**Do this:** Exactly as written, please set down all of the entries again, with no pictures.

**The input:**
■ ■ ■ ■ ■

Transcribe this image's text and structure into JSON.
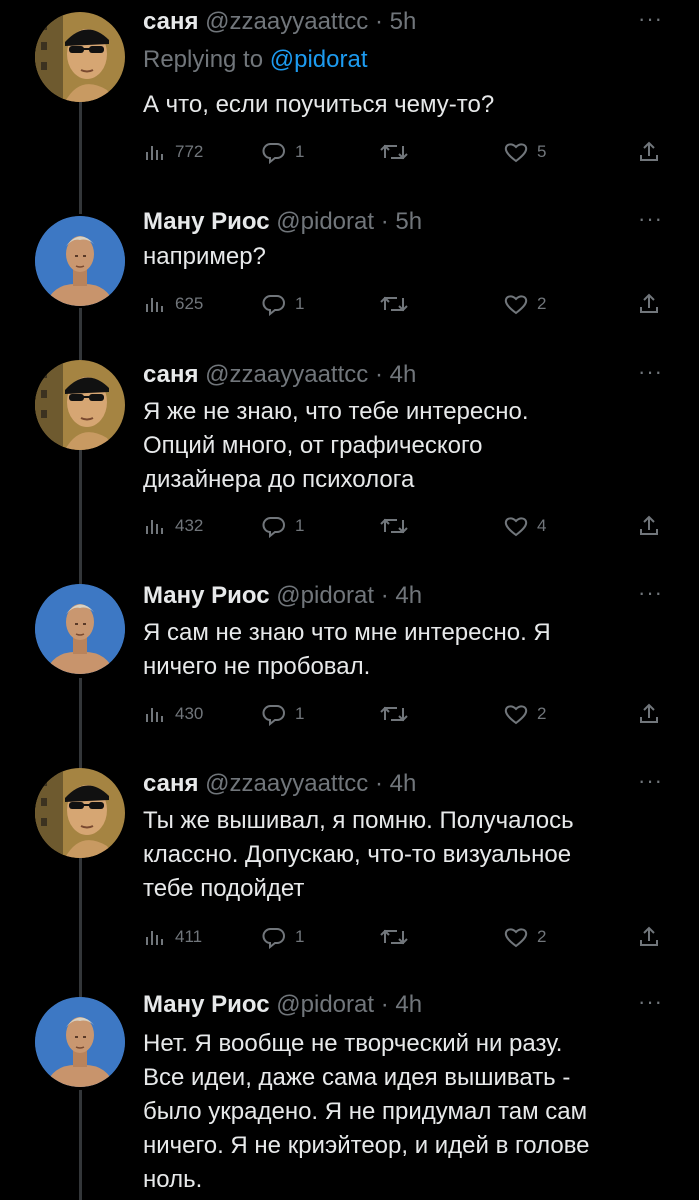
{
  "tweets": [
    {
      "author": "саня",
      "handle": "@zzaayyaattcc",
      "time": "5h",
      "replying_prefix": "Replying to",
      "replying_to": "@pidorat",
      "text": "А что, если поучиться чему-то?",
      "views": "772",
      "replies": "1",
      "retweets": "",
      "likes": "5"
    },
    {
      "author": "Ману Риос",
      "handle": "@pidorat",
      "time": "5h",
      "text": "например?",
      "views": "625",
      "replies": "1",
      "retweets": "",
      "likes": "2"
    },
    {
      "author": "саня",
      "handle": "@zzaayyaattcc",
      "time": "4h",
      "text": "Я же не знаю, что тебе интересно.\nОпций много, от графического\nдизайнера до психолога",
      "views": "432",
      "replies": "1",
      "retweets": "",
      "likes": "4"
    },
    {
      "author": "Ману Риос",
      "handle": "@pidorat",
      "time": "4h",
      "text": "Я сам не знаю что мне интересно. Я\nничего не пробовал.",
      "views": "430",
      "replies": "1",
      "retweets": "",
      "likes": "2"
    },
    {
      "author": "саня",
      "handle": "@zzaayyaattcc",
      "time": "4h",
      "text": "Ты же вышивал, я помню. Получалось\nклассно. Допускаю, что-то визуальное\nтебе подойдет",
      "views": "411",
      "replies": "1",
      "retweets": "",
      "likes": "2"
    },
    {
      "author": "Ману Риос",
      "handle": "@pidorat",
      "time": "4h",
      "text": "Нет. Я вообще не творческий ни разу.\nВсе идеи, даже сама идея вышивать -\nбыло украдено. Я не придумал там сам\nничего. Я не криэйтеор, и идей в голове\nноль."
    }
  ],
  "separator": "·",
  "colors": {
    "background": "#000000",
    "text": "#e7e9ea",
    "muted": "#71767b",
    "link": "#1d9bf0",
    "thread": "#333639"
  }
}
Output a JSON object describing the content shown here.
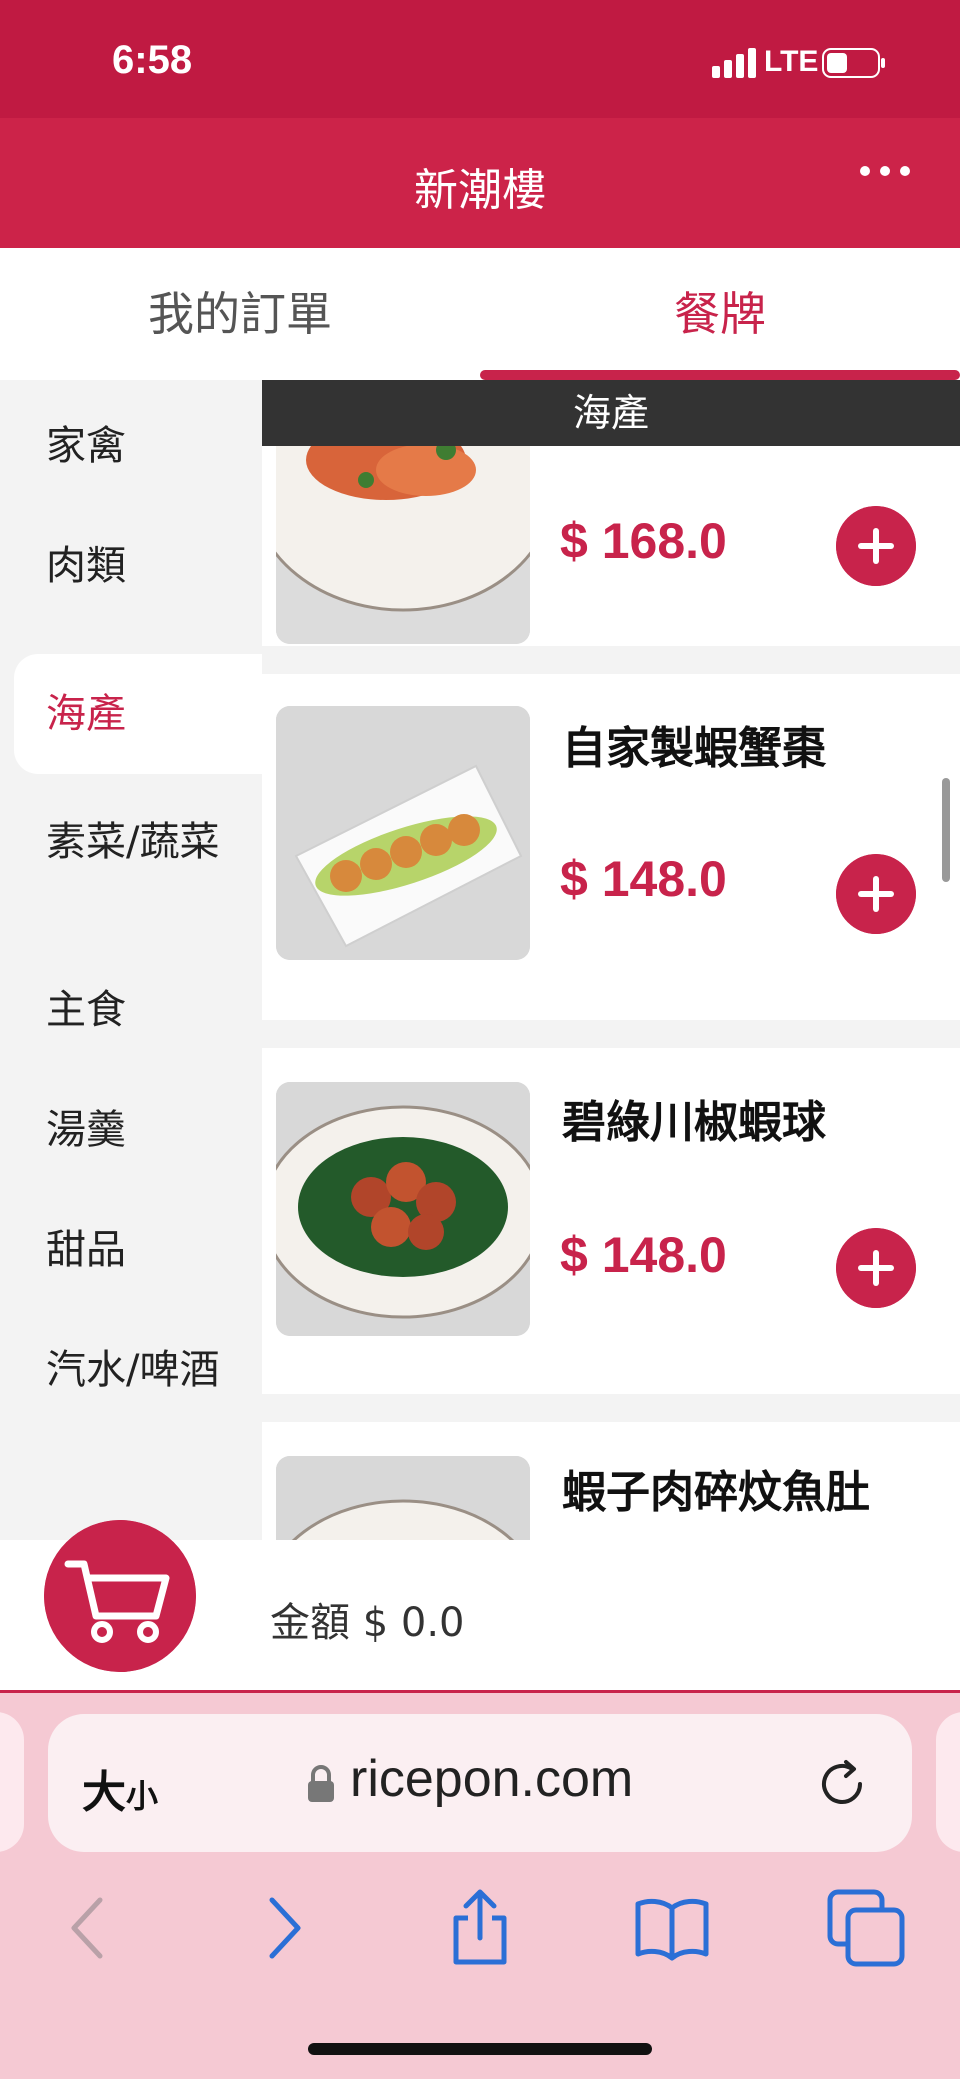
{
  "status_bar": {
    "time": "6:58",
    "network": "LTE"
  },
  "header": {
    "title": "新潮樓"
  },
  "tabs": [
    {
      "label": "我的訂單"
    },
    {
      "label": "餐牌"
    }
  ],
  "sidebar": {
    "categories": [
      {
        "label": "家禽"
      },
      {
        "label": "肉類"
      },
      {
        "label": "海產"
      },
      {
        "label": "素菜/蔬菜"
      },
      {
        "label": "主食"
      },
      {
        "label": "湯羹"
      },
      {
        "label": "甜品"
      },
      {
        "label": "汽水/啤酒"
      }
    ],
    "active_index": 2
  },
  "section": {
    "title": "海產"
  },
  "menu_items": [
    {
      "name": "",
      "price": "$ 168.0"
    },
    {
      "name": "自家製蝦蟹棗",
      "price": "$ 148.0"
    },
    {
      "name": "碧綠川椒蝦球",
      "price": "$ 148.0"
    },
    {
      "name": "蝦子肉碎炆魚肚",
      "price": ""
    }
  ],
  "cart": {
    "total_label": "金額 $ 0.0"
  },
  "browser": {
    "text_size_big": "大",
    "text_size_small": "小",
    "url": "ricepon.com"
  },
  "colors": {
    "brand": "#c8234b",
    "status_bar": "#c01a42",
    "browser_bg": "#f5c9d3"
  },
  "icons": [
    "more-icon",
    "cart-icon",
    "plus-icon",
    "lock-icon",
    "reload-icon",
    "back-icon",
    "forward-icon",
    "share-icon",
    "bookmarks-icon",
    "tabs-icon"
  ]
}
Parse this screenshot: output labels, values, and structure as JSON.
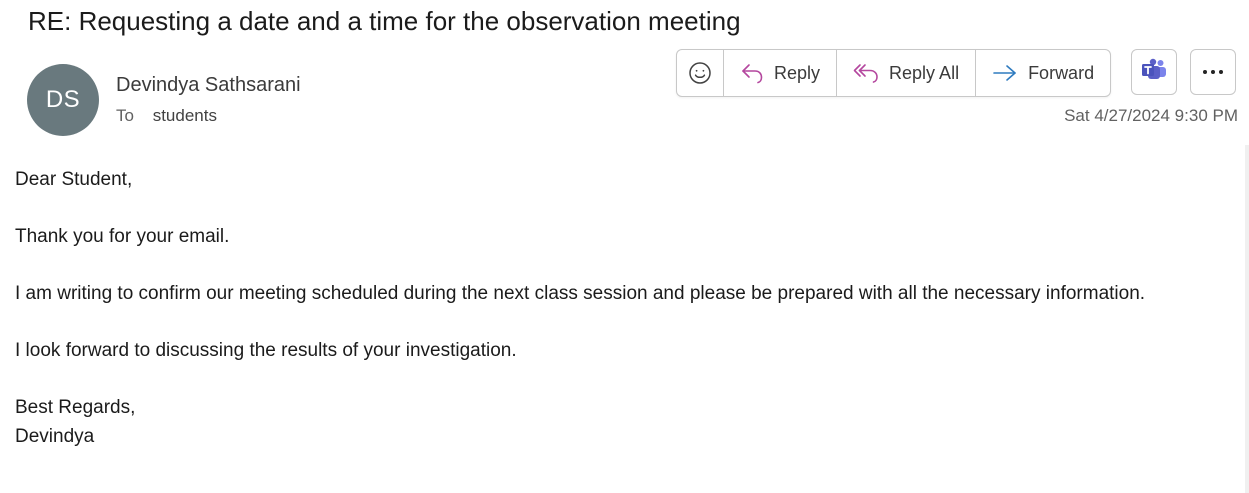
{
  "email": {
    "subject": "RE: Requesting a date and a time for the observation meeting",
    "sender": {
      "initials": "DS",
      "name": "Devindya Sathsarani",
      "avatar_color": "#69797e"
    },
    "to_label": "To",
    "to_value": "students",
    "timestamp": "Sat 4/27/2024 9:30 PM",
    "body": {
      "greeting": "Dear Student,",
      "line1": "Thank you for your email.",
      "line2": "I am writing to confirm our meeting scheduled during the next class session and please be prepared with all the necessary information.",
      "line3": "I look forward to discussing the results of your investigation.",
      "closing": "Best Regards,",
      "signature": "Devindya"
    }
  },
  "toolbar": {
    "emoji_icon": "smiley-icon",
    "reply_label": "Reply",
    "reply_all_label": "Reply All",
    "forward_label": "Forward",
    "teams_icon": "teams-icon",
    "more_icon": "more-options-icon"
  },
  "colors": {
    "reply_icon": "#b4479e",
    "forward_icon": "#2f7bbf",
    "teams": "#5b5fc7"
  }
}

■ ■ ■ ■ ■

**Expected answer:**
Transcribe this image's text and structure into JSON.
{
  "tweets": [
    {
      "author": "саня",
      "handle": "@zzaayyaattcc",
      "time": "5h",
      "replying_prefix": "Replying to",
      "replying_to": "@pidorat",
      "text": "А что, если поучиться чему-то?",
      "views": "772",
      "replies": "1",
      "retweets": "",
      "likes": "5"
    },
    {
      "author": "Ману Риос",
      "handle": "@pidorat",
      "time": "5h",
      "text": "например?",
      "views": "625",
      "replies": "1",
      "retweets": "",
      "likes": "2"
    },
    {
      "author": "саня",
      "handle": "@zzaayyaattcc",
      "time": "4h",
      "text": "Я же не знаю, что тебе интересно.\nОпций много, от графического\nдизайнера до психолога",
      "views": "432",
      "replies": "1",
      "retweets": "",
      "likes": "4"
    },
    {
      "author": "Ману Риос",
      "handle": "@pidorat",
      "time": "4h",
      "text": "Я сам не знаю что мне интересно. Я\nничего не пробовал.",
      "views": "430",
      "replies": "1",
      "retweets": "",
      "likes": "2"
    },
    {
      "author": "саня",
      "handle": "@zzaayyaattcc",
      "time": "4h",
      "text": "Ты же вышивал, я помню. Получалось\nклассно. Допускаю, что-то визуальное\nтебе подойдет",
      "views": "411",
      "replies": "1",
      "retweets": "",
      "likes": "2"
    },
    {
      "author": "Ману Риос",
      "handle": "@pidorat",
      "time": "4h",
      "text": "Нет. Я вообще не творческий ни разу.\nВсе идеи, даже сама идея вышивать -\nбыло украдено. Я не придумал там сам\nничего. Я не криэйтеор, и идей в голове\nноль."
    }
  ],
  "separator": "·",
  "colors": {
    "background": "#000000",
    "text": "#e7e9ea",
    "muted": "#71767b",
    "link": "#1d9bf0",
    "thread": "#333639"
  }
}
Output a JSON object describing the content shown here.
{
  "status_bar": {
    "time": "6:58",
    "network": "LTE"
  },
  "header": {
    "title": "新潮樓"
  },
  "tabs": [
    {
      "label": "我的訂單"
    },
    {
      "label": "餐牌"
    }
  ],
  "sidebar": {
    "categories": [
      {
        "label": "家禽"
      },
      {
        "label": "肉類"
      },
      {
        "label": "海產"
      },
      {
        "label": "素菜/蔬菜"
      },
      {
        "label": "主食"
      },
      {
        "label": "湯羹"
      },
      {
        "label": "甜品"
      },
      {
        "label": "汽水/啤酒"
      }
    ],
    "active_index": 2
  },
  "section": {
    "title": "海產"
  },
  "menu_items": [
    {
      "name": "",
      "price": "$ 168.0"
    },
    {
      "name": "自家製蝦蟹棗",
      "price": "$ 148.0"
    },
    {
      "name": "碧綠川椒蝦球",
      "price": "$ 148.0"
    },
    {
      "name": "蝦子肉碎炆魚肚",
      "price": ""
    }
  ],
  "cart": {
    "total_label": "金額 $ 0.0"
  },
  "browser": {
    "text_size_big": "大",
    "text_size_small": "小",
    "url": "ricepon.com"
  },
  "colors": {
    "brand": "#c8234b",
    "status_bar": "#c01a42",
    "browser_bg": "#f5c9d3"
  },
  "icons": [
    "more-icon",
    "cart-icon",
    "plus-icon",
    "lock-icon",
    "reload-icon",
    "back-icon",
    "forward-icon",
    "share-icon",
    "bookmarks-icon",
    "tabs-icon"
  ]
}
Parse this screenshot: output labels, values, and structure as JSON.
{
  "email": {
    "subject": "RE: Requesting a date and a time for the observation meeting",
    "sender": {
      "initials": "DS",
      "name": "Devindya Sathsarani",
      "avatar_color": "#69797e"
    },
    "to_label": "To",
    "to_value": "students",
    "timestamp": "Sat 4/27/2024 9:30 PM",
    "body": {
      "greeting": "Dear Student,",
      "line1": "Thank you for your email.",
      "line2": "I am writing to confirm our meeting scheduled during the next class session and please be prepared with all the necessary information.",
      "line3": "I look forward to discussing the results of your investigation.",
      "closing": "Best Regards,",
      "signature": "Devindya"
    }
  },
  "toolbar": {
    "emoji_icon": "smiley-icon",
    "reply_label": "Reply",
    "reply_all_label": "Reply All",
    "forward_label": "Forward",
    "teams_icon": "teams-icon",
    "more_icon": "more-options-icon"
  },
  "colors": {
    "reply_icon": "#b4479e",
    "forward_icon": "#2f7bbf",
    "teams": "#5b5fc7"
  }
}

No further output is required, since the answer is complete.